_Set of tasks_
**1)** Copy the passage from the comment thread on speculative decoding that begins at the words "If the larger" and stops after "as always !".
**2)** Which distinct user handles post comments in the comment thread on speculative decoding? List each one once.
**3)** Pick up the comment thread on speculative decoding after its last comment and continue it.

_Quoted passage_

    • @mourady5588
      @mourady5588 2 місяці тому

      @@juliensimonfr thanks a lot!

  • @sheikhshafayat6984
    @sheikhshafayat6984 Місяць тому

    The explanation was excellent. Thanks a lot!

  • @alexis91459
    @alexis91459 2 місяці тому

    Super cool! Just why in speculative decoding the validation part made by the bigger model is faster? I don"t understand how validation works

    • @juliensimonfr
      @juliensimonfr  2 місяці тому +1

      Good question. The main reason is that the input verification by the larger model only requires a single forward pass per candidate sequence. This is much faster than the usual text generation process, which requires one forward pass per new token.
      If the larger model disagrees on a particular token, then it will generate a better one and the next ones. However, all the tokens generated up to that point by the smaller model are used as is. So, in the end we get large-model generation quality, only quicker :)
      Makes sense ? Here's a detailed example: huggingface.co/blog/whisper-speculative-decoding

  • @billykotsos4642
    @billykotsos4642 3 місяці тому

    very informative as always !

  • @justwest
    @justwest 7 місяців тому +1

    how does the big LLM handle the "predicted" tokens? I mean, how does it check whether these are good or not?

    • @juliensimonfr
      @juliensimonfr  7 місяців тому +1

      Detailed explanation in huggingface.co/blog/assisted-generation. In a nutshell, you can run a forward pass with the large model on a speculative sequence and retrieve the logits (i.e. the probabilities) for the next token at each position in the sequence. If a speculative token does have the highest logit, then it's the token the large model would have generated.

_Dataset_
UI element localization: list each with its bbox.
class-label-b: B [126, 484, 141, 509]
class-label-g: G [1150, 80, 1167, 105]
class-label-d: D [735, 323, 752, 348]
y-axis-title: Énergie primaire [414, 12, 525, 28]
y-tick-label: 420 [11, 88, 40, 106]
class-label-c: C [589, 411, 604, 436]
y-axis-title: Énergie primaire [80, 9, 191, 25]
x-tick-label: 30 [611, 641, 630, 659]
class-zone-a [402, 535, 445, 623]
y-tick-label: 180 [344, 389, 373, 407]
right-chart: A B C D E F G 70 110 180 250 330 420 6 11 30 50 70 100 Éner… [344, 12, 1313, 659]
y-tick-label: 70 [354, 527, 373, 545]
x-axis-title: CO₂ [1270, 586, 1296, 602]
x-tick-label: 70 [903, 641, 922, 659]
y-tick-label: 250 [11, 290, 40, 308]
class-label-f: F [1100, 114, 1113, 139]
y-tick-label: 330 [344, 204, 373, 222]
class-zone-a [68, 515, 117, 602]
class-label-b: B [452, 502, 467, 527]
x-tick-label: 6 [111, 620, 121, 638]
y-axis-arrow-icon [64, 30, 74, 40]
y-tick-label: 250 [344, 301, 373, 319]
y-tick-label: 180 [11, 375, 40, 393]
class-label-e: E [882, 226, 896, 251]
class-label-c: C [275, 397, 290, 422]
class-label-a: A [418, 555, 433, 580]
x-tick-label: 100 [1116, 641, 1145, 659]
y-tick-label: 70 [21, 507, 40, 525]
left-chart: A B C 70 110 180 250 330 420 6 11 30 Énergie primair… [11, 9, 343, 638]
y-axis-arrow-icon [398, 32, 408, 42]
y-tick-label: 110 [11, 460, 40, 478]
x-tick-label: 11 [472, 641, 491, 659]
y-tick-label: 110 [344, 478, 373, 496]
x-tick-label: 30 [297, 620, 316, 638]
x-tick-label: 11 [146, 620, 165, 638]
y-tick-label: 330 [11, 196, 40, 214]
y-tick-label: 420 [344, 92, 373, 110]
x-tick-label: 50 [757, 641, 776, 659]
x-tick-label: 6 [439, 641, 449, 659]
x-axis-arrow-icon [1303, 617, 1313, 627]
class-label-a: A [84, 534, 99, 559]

_Exercise results_
**1)**
If the larger model disagrees on a particular token, then it will generate a better one and the next ones. However, all the tokens generated up to that point by the smaller model are used as is. So, in the end we get large-model generation quality, only quicker :)
      Makes sense ? Here's a detailed example: huggingface.co/blog/whisper-speculative-decoding

  • @billykotsos4642
    @billykotsos4642 3 місяці тому

    very informative as always !

**2)**
@mourady5588
@sheikhshafayat6984
@alexis91459
@juliensimonfr
@billykotsos4642
@justwest

**3)**
    • @justwest
      @justwest 7 місяців тому

      @@juliensimonfr thx a lot (for the vids in general also, of course). I think I am still missing a point here. why do you get the logits *at each position in the sequence*? isnt the ouput of the model just probabilities for the *next* token? If I would want to have this *at each position*, wouldnt I have to forward pass multiple times? thx!

  • @RoyAAD
    @RoyAAD 5 місяців тому

    Very interesting. Can we batch 1 image of the LLM? Or we need multiple copies of it loaded in the gpu in order to batch? And how can we estimate the throughput? Say if I have a 70B model on 2 A100?

    • @juliensimonfr
      @juliensimonfr  5 місяців тому +2

      This works even on a single GPU. Here's the paper if you want to dive deeper: www.usenix.org/conference/osdi22/presentation/yu. Regarding benchmarks, I suggest you run your own to find the right latency/throughput trade-off for your application. This should help: www.databricks.com/blog/llm-inference-performance-engineering-best-practices

    • @RoyAAD
      @RoyAAD 5 місяців тому

      @@juliensimonfr Thanks. Do you have a link that explains how to calculate the feasability for an LLM?

  • @rbrowne4255
    @rbrowne4255 6 місяців тому

    Thanks for the video great job!!! in terms of Speculative decoding, can you provide any additional feedback on its impact on GPU performance/memory? i.e kv-cache usage or overall GPU memory resources

    • @juliensimonfr
      @juliensimonfr  6 місяців тому

      The only overhead is the assistant model, which can share layers with the large model . For example, see huggingface.co/blog/whisper-speculative-decoding, which says that there's only 8% of RAM overhead.

  • @bibiworm
    @bibiworm 4 місяці тому +1

    Would you mind sharing the slides please Sir? Thank you!

    • @juliensimonfr
      @juliensimonfr  2 місяці тому +1

      Hi, you can find the slides on Slideshare at fr.slideshare.net/slideshow/julien-simon-deep-dive-model-merging/270921708

  • @徐迟-i2t
    @徐迟-i2t 4 місяці тому

    很快就讲清楚了,好厉害!爱来自瓷器。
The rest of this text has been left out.